[Stored data]
:::::

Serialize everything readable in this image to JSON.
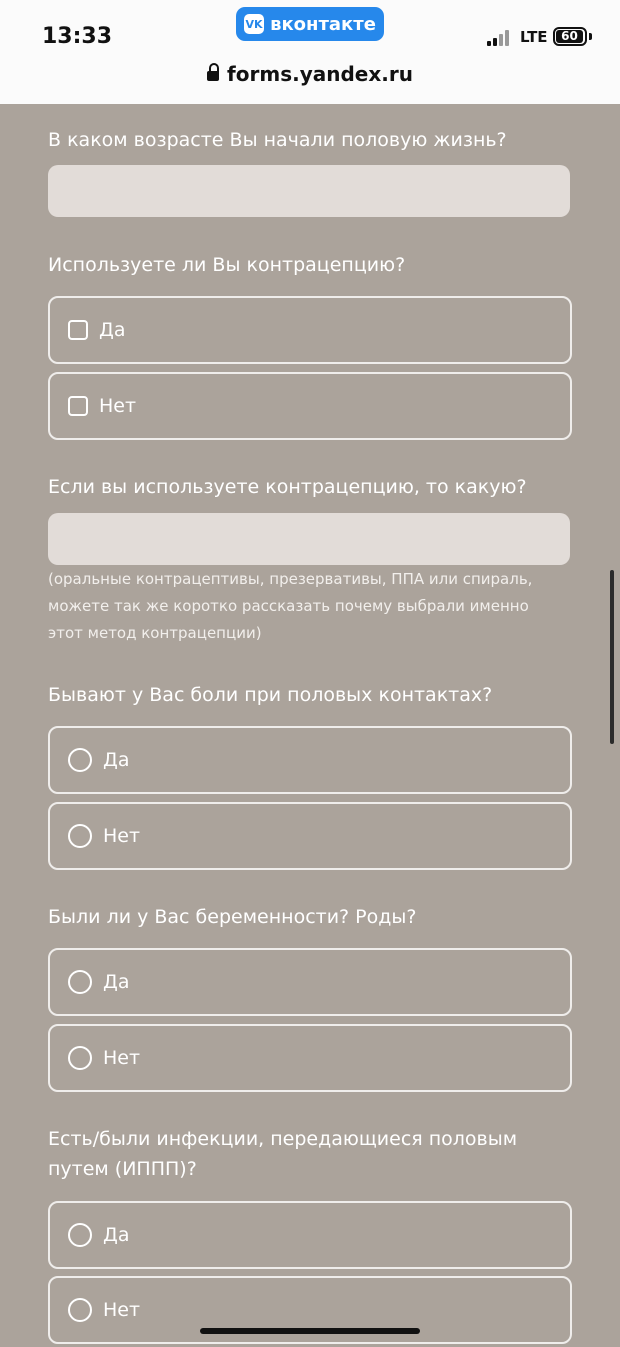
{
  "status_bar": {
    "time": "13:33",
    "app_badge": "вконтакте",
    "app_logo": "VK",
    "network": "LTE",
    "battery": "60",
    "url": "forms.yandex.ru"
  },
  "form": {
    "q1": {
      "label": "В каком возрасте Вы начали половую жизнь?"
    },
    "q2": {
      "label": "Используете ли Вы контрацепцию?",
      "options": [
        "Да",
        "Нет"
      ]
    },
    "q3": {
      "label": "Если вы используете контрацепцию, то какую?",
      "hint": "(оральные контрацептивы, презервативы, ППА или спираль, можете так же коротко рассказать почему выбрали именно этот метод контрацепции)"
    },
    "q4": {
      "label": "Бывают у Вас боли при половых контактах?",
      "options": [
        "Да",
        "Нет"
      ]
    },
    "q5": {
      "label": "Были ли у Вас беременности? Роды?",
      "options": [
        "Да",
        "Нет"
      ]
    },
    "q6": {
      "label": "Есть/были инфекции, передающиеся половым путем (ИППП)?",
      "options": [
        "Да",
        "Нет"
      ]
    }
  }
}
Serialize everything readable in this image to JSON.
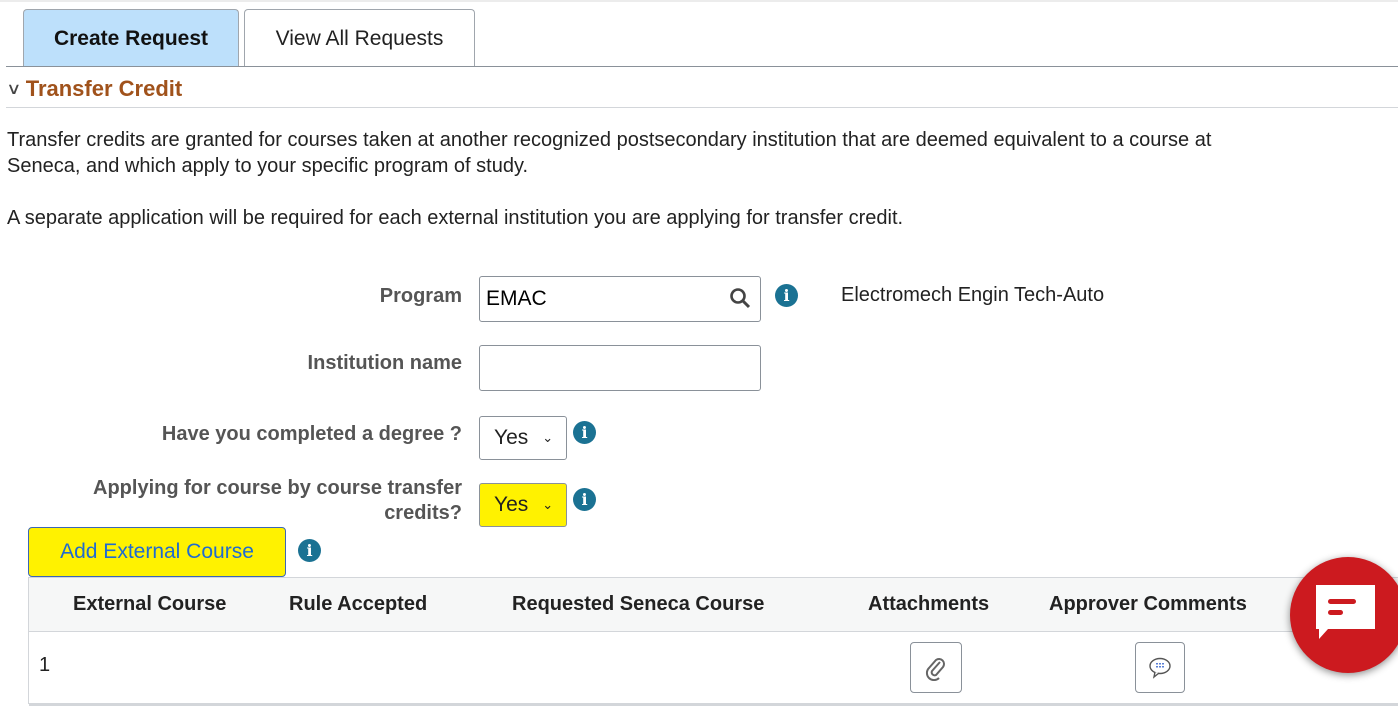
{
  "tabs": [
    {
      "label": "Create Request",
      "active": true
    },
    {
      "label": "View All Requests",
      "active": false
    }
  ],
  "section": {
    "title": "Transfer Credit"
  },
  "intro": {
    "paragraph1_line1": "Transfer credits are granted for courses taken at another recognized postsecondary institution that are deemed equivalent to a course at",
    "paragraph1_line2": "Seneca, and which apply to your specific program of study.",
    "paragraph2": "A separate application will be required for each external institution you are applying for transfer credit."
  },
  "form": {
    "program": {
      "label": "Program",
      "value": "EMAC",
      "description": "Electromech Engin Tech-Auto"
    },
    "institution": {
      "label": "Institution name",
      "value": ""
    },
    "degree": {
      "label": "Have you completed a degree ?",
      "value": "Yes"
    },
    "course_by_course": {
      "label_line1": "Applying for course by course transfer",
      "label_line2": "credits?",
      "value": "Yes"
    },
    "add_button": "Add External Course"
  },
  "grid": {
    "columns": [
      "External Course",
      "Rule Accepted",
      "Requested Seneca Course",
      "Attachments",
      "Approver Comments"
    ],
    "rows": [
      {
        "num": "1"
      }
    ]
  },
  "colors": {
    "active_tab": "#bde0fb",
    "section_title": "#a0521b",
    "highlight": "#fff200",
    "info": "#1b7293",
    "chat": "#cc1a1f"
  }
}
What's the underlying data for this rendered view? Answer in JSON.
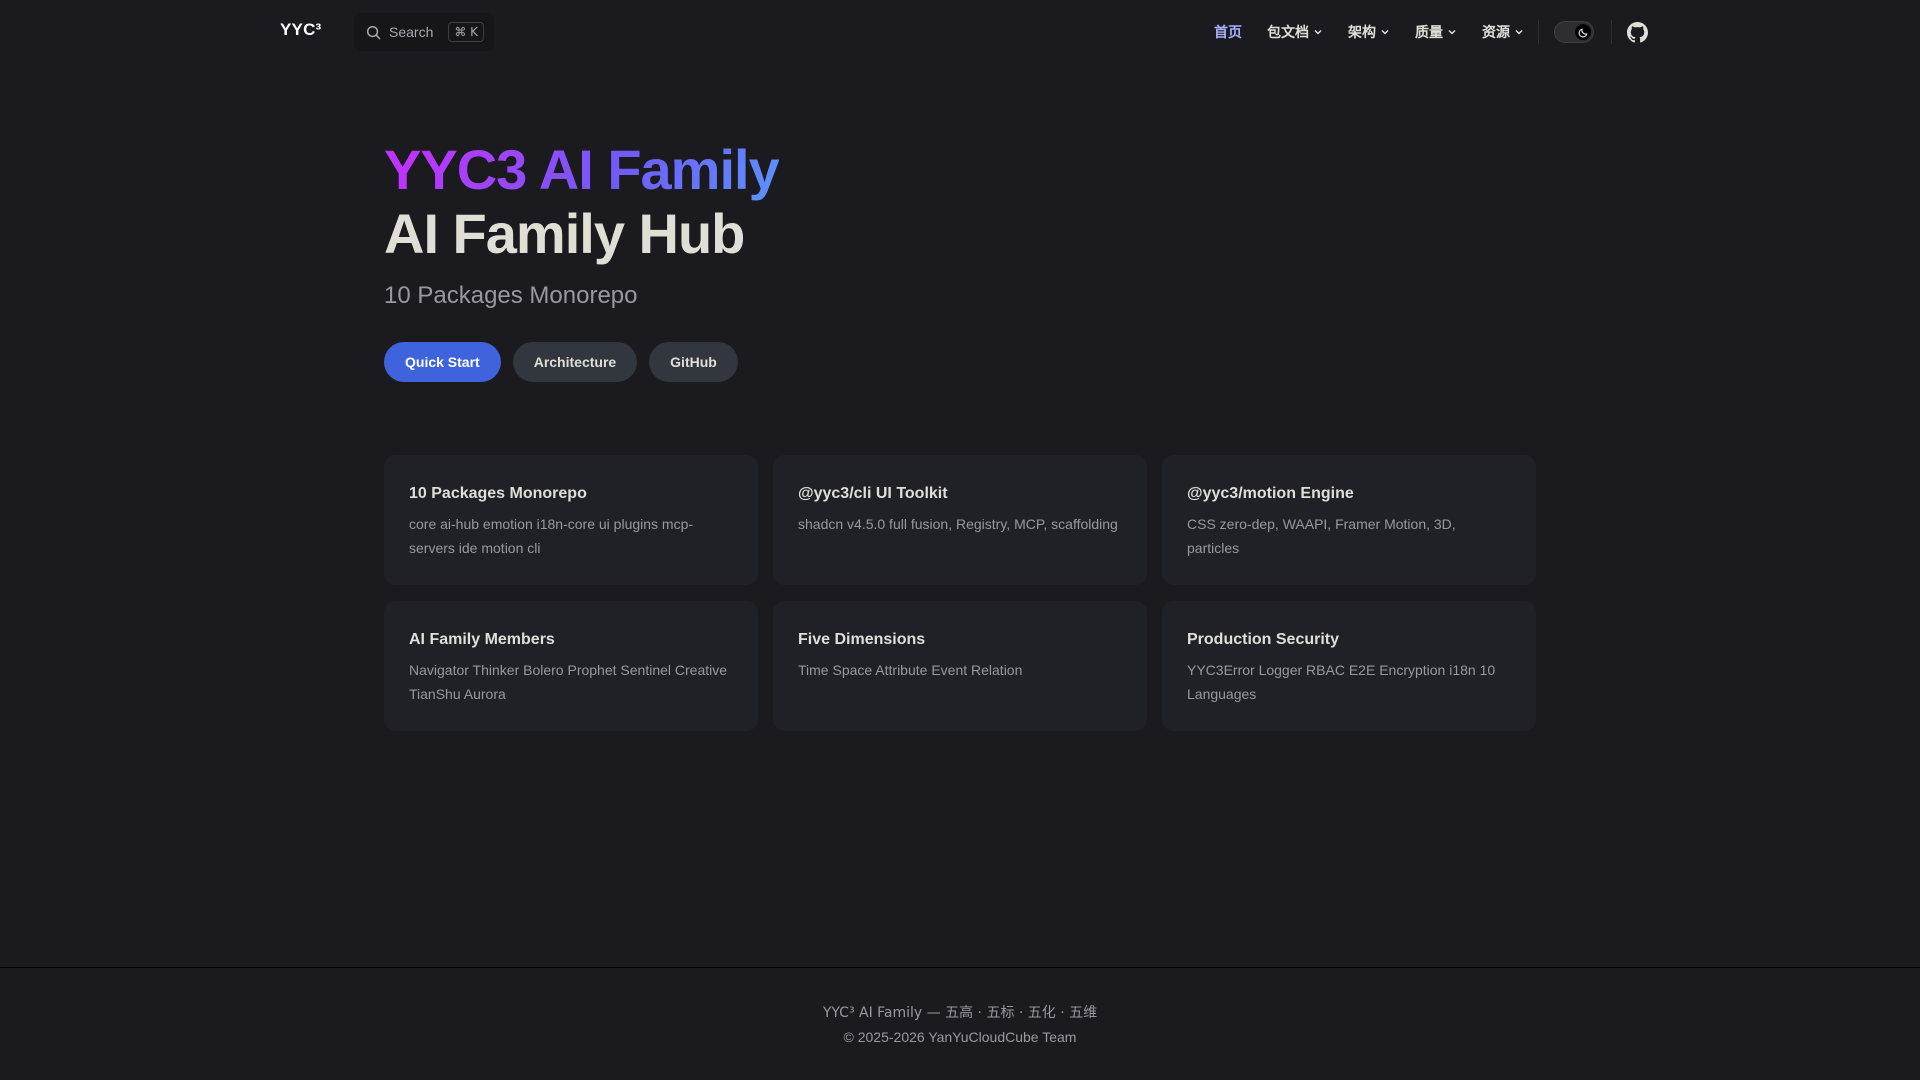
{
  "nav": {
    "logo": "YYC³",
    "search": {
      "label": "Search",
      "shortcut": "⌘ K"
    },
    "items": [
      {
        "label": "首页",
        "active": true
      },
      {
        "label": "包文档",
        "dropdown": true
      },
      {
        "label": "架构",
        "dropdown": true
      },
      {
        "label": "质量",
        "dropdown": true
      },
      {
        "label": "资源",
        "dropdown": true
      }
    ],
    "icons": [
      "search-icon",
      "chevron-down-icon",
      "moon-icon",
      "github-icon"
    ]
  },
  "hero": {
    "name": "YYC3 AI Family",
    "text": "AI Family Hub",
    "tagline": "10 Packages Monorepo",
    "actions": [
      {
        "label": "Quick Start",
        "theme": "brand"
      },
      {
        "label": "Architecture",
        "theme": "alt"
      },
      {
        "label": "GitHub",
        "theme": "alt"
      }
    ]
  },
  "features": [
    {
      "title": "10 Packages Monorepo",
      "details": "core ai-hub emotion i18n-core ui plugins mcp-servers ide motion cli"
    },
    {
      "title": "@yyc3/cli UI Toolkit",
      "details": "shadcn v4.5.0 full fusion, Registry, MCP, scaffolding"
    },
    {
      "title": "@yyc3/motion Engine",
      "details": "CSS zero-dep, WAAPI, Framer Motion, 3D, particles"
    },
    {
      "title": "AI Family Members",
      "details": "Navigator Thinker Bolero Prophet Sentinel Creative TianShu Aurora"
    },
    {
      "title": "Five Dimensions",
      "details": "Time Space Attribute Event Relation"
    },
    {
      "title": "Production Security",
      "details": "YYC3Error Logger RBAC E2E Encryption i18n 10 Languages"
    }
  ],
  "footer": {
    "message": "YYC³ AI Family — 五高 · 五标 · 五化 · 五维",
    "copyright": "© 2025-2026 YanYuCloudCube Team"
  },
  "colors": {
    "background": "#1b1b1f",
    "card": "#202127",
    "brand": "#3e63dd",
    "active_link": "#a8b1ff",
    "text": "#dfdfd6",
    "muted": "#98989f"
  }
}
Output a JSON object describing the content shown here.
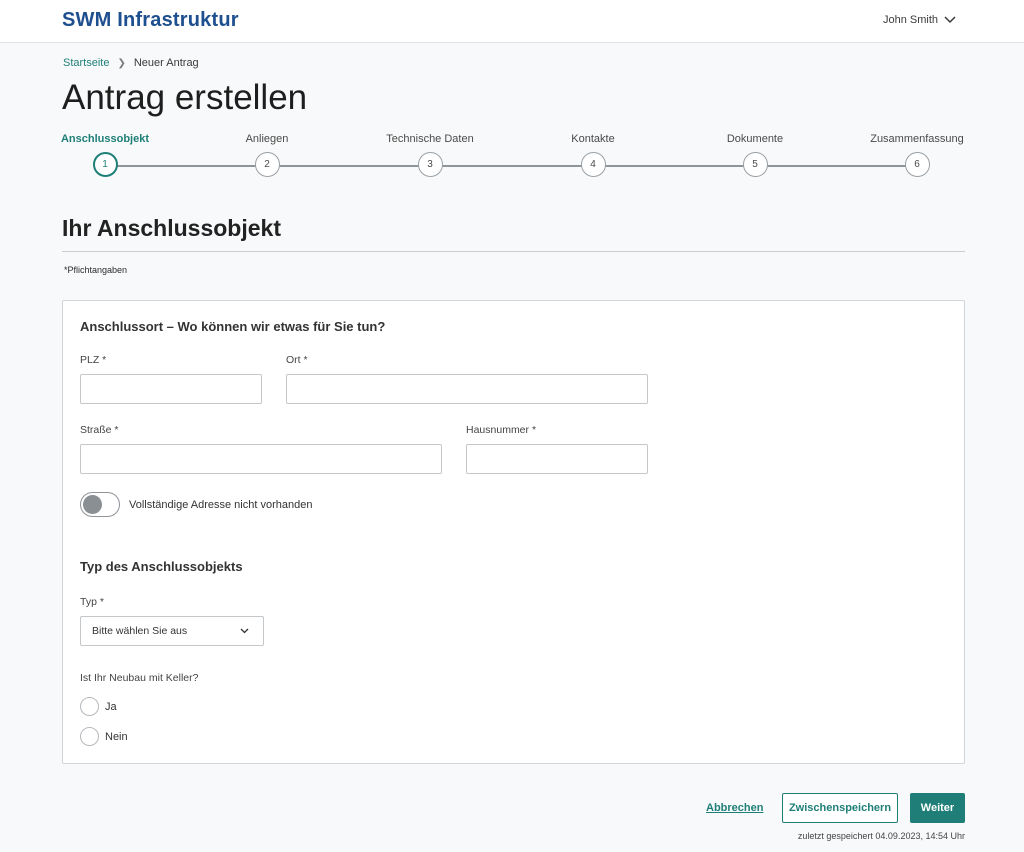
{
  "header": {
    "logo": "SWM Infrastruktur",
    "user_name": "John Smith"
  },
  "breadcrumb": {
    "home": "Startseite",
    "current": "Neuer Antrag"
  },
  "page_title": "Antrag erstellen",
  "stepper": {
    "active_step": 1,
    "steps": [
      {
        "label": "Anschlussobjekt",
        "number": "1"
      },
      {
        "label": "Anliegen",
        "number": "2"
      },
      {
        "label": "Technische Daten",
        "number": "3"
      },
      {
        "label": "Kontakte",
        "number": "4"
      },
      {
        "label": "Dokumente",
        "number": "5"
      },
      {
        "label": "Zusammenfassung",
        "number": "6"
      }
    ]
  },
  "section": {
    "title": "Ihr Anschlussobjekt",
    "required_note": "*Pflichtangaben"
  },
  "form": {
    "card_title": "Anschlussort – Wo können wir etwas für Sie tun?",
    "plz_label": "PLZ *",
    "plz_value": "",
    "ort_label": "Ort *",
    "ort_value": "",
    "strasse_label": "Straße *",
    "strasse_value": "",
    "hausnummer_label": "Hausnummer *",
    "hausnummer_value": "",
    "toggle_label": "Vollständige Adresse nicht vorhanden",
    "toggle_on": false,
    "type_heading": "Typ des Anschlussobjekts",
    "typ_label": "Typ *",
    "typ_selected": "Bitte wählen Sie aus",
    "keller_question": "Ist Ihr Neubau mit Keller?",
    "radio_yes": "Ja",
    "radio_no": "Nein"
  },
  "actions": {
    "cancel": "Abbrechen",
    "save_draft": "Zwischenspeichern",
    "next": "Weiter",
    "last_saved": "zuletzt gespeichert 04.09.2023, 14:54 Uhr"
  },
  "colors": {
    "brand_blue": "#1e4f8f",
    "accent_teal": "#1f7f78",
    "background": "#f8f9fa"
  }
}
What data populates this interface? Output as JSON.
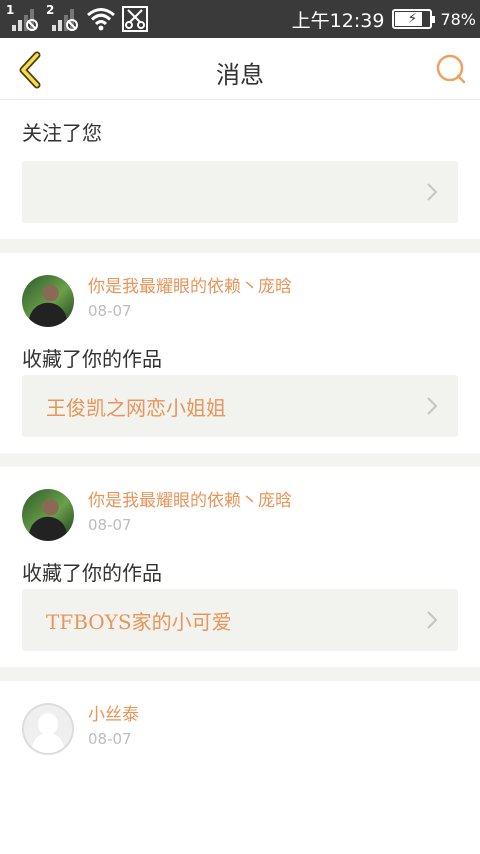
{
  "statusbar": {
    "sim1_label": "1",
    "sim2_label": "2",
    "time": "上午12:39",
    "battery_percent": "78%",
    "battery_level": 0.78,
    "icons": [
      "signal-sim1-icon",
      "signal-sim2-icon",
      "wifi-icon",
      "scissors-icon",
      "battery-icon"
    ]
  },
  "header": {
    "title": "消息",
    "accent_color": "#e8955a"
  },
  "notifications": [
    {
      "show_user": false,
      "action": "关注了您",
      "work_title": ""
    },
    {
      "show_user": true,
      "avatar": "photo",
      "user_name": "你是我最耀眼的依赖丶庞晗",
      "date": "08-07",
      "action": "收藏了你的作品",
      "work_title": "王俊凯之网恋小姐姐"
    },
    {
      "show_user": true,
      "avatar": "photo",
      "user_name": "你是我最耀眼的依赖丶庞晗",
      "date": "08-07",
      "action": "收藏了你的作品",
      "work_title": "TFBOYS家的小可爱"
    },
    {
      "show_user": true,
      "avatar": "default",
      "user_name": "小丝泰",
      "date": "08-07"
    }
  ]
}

:::::

_Task brief_.
From the records above, work out how many lines contain the string "false". Give only the number.

_Full solution_.
3